* _Your goal_:
Pull every line of the entries that has the word "text".

* _Supplied records_:
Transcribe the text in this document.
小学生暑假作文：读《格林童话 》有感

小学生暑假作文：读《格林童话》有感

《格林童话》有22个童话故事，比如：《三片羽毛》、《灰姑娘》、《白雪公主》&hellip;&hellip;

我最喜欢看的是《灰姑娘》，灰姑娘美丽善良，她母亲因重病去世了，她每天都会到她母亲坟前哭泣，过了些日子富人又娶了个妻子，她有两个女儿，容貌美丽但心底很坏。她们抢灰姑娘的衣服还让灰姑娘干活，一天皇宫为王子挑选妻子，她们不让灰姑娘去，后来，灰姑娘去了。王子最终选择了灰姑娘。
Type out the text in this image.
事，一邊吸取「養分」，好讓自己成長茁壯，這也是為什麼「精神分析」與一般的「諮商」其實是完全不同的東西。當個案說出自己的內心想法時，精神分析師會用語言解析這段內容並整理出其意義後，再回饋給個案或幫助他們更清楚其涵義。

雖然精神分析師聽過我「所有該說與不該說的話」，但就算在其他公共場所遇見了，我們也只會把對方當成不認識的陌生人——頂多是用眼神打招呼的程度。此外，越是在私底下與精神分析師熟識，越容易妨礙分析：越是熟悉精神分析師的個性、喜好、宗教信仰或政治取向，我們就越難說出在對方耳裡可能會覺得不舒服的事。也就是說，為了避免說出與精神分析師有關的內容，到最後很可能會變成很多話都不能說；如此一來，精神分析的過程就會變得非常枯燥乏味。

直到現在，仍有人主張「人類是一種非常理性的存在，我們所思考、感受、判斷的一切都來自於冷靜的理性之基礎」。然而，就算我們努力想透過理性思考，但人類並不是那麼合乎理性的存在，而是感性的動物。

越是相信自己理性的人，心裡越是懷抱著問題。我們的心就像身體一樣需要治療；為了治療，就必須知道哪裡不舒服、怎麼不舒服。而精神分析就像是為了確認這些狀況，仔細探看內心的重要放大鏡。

---

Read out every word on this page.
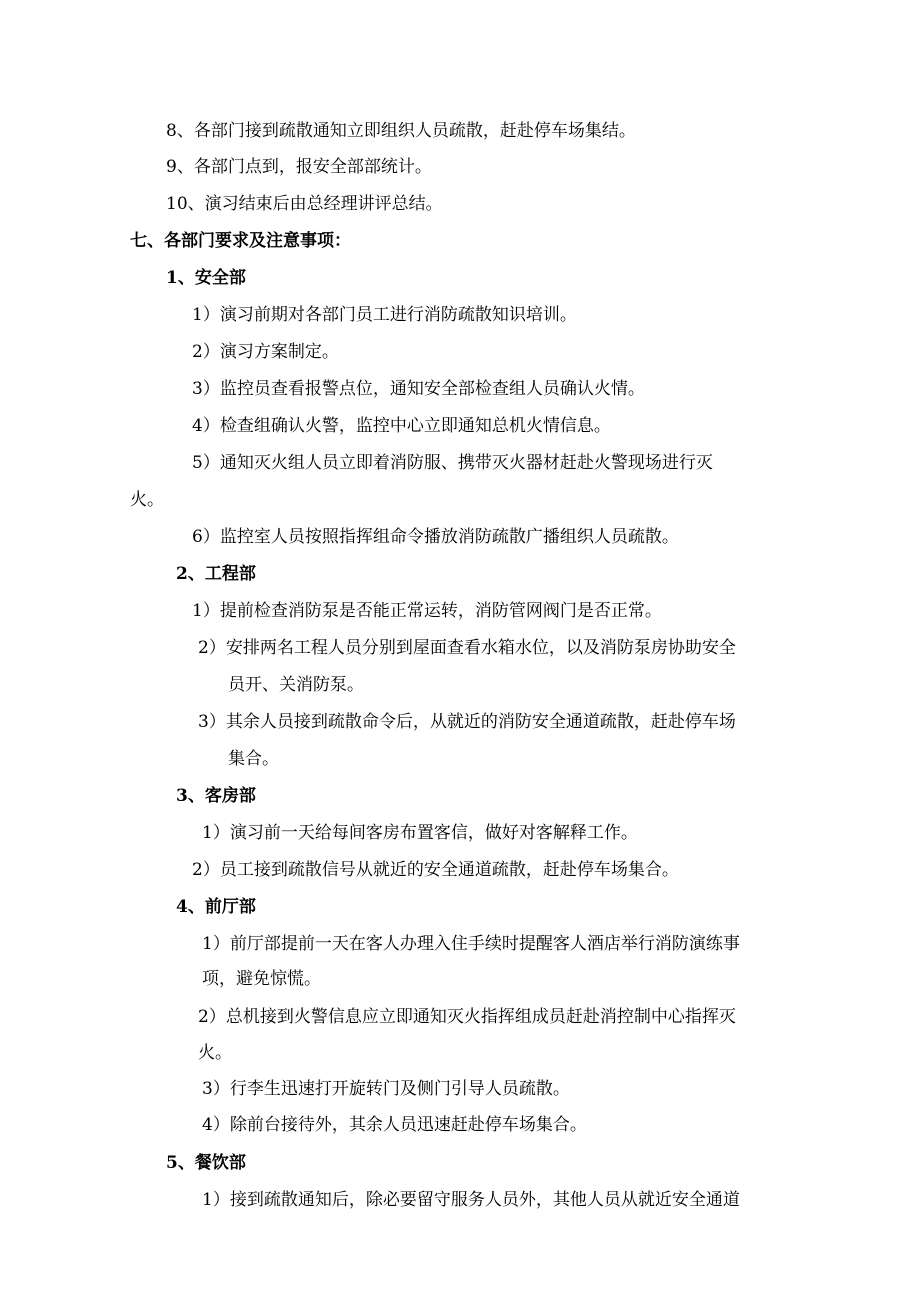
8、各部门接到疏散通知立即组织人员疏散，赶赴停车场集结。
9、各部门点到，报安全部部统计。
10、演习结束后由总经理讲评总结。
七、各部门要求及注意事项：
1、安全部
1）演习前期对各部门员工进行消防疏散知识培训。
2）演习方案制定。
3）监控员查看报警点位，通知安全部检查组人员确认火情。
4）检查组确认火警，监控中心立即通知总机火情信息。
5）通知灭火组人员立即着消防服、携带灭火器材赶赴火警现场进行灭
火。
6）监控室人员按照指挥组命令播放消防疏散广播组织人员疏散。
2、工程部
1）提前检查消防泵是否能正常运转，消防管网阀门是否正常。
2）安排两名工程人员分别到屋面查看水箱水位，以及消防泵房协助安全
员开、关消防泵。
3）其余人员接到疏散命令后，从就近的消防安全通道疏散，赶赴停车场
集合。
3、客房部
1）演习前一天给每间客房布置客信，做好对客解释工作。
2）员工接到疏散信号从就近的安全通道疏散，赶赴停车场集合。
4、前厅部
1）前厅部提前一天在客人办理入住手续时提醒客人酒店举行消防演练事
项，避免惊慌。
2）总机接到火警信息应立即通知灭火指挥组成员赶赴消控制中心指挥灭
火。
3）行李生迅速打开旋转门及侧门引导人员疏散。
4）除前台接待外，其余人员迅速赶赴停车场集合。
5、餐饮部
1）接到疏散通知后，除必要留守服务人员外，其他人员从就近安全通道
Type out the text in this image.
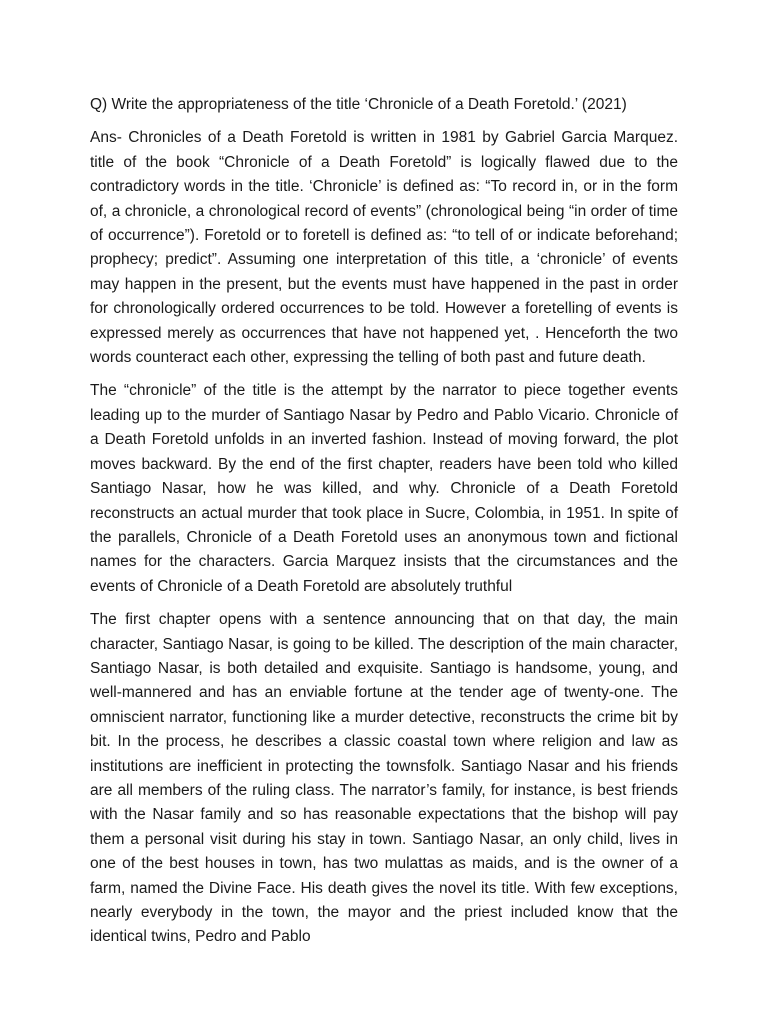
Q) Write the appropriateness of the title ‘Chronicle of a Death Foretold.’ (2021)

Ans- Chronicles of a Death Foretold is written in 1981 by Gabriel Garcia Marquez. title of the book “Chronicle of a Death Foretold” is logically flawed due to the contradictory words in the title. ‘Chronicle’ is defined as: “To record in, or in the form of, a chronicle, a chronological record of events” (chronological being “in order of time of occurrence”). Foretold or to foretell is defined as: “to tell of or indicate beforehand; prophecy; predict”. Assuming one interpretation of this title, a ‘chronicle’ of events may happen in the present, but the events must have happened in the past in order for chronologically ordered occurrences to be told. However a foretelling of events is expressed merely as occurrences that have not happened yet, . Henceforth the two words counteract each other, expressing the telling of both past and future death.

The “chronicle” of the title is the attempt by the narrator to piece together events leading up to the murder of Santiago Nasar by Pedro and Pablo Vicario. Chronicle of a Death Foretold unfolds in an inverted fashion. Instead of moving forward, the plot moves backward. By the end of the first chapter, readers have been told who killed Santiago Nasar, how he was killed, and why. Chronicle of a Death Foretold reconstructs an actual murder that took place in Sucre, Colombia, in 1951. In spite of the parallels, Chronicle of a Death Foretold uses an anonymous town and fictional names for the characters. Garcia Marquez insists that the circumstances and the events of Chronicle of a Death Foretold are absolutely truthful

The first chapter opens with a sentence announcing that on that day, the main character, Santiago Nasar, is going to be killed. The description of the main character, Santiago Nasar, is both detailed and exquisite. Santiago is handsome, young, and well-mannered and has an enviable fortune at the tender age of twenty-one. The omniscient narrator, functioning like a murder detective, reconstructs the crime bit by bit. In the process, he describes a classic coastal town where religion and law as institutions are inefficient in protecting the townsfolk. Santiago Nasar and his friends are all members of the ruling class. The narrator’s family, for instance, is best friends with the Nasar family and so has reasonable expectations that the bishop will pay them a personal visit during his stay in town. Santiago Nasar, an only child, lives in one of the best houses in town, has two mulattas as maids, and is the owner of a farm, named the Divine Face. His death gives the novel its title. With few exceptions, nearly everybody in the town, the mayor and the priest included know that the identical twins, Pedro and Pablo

...

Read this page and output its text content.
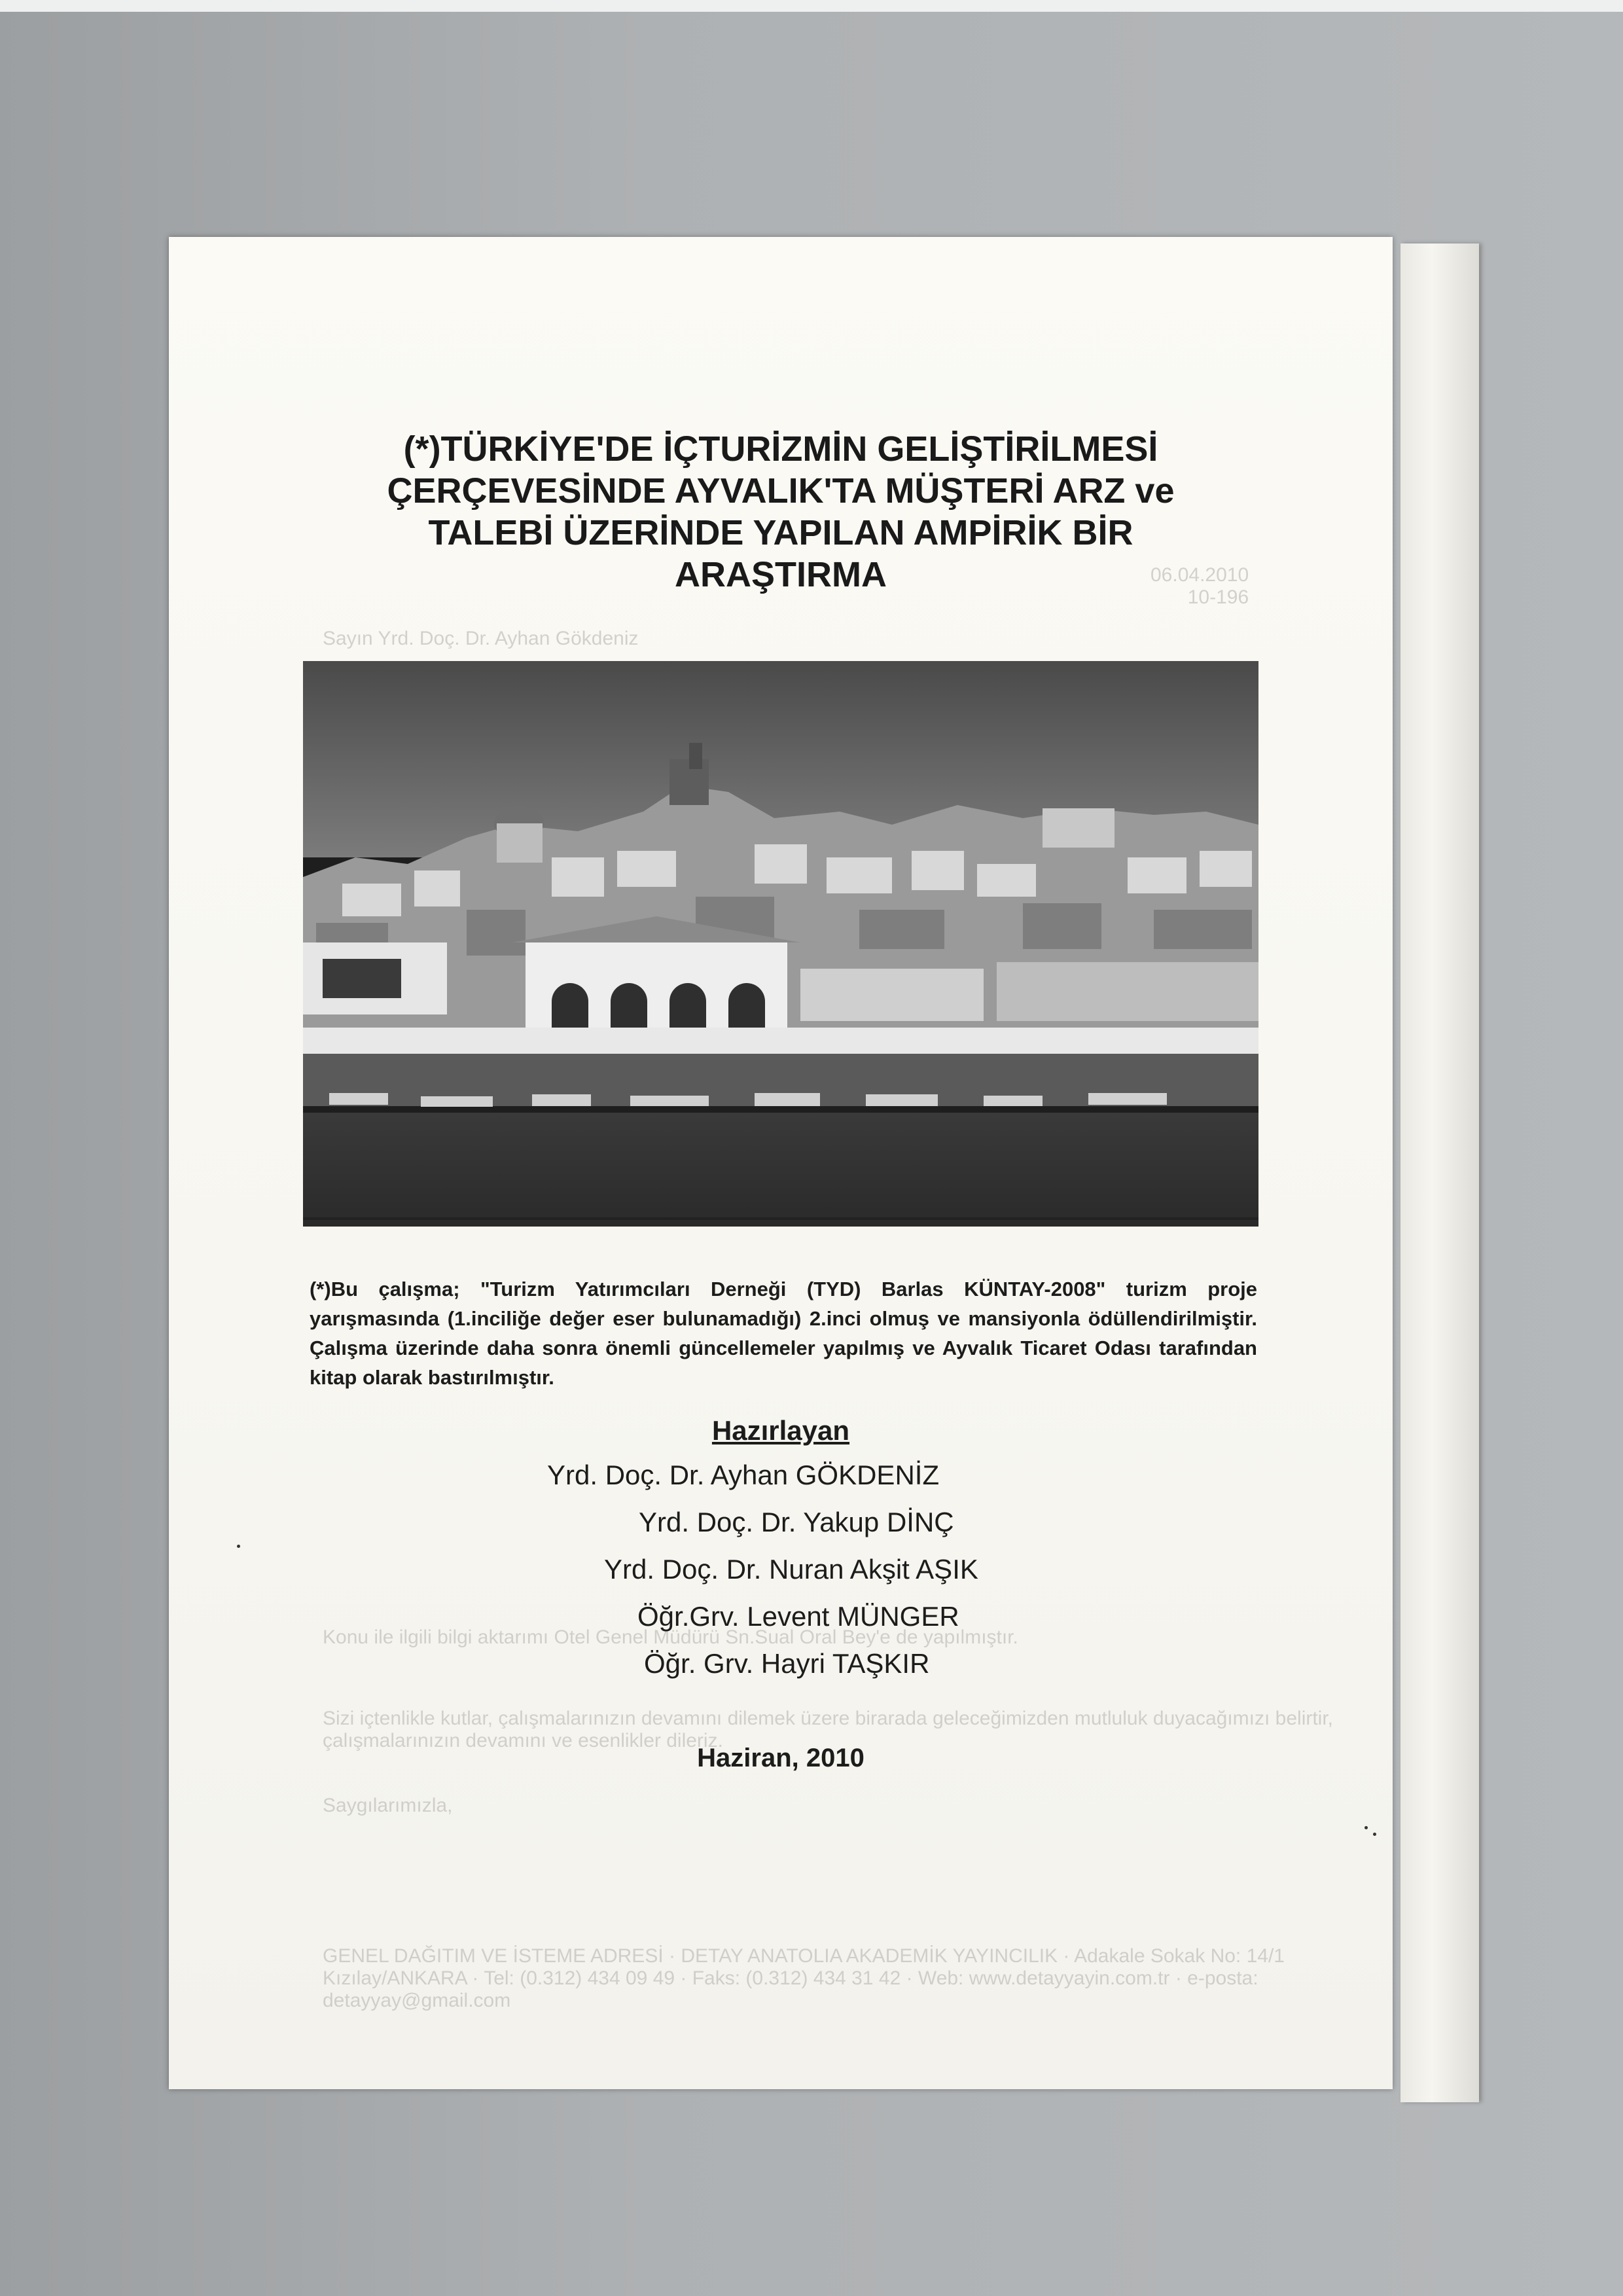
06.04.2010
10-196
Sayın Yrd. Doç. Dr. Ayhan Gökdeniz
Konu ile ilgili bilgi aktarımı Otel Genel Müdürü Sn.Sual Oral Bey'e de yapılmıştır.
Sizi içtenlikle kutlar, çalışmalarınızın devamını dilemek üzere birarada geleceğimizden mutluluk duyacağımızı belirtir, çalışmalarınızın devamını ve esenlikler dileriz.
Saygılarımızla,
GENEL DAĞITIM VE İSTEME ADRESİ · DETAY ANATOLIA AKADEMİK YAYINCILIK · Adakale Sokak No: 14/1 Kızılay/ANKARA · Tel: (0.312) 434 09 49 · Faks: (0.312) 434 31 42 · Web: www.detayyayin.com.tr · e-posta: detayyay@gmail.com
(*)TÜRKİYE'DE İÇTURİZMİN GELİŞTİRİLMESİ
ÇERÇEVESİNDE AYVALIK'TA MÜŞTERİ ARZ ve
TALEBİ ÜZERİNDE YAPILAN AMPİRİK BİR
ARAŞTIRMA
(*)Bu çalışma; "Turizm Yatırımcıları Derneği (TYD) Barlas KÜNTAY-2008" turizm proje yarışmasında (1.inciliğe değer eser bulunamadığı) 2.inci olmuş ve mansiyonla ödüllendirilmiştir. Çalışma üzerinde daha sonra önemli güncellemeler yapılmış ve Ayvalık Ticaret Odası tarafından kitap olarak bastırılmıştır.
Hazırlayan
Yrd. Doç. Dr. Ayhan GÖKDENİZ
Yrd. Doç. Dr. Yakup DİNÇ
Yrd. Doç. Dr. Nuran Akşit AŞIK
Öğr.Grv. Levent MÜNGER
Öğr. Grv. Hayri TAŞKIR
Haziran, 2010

* _Answer for this exercise_:
Transcribe the text in this document.
Type out the text in this image.
Type out the text in this image.
Read this page and output its text content.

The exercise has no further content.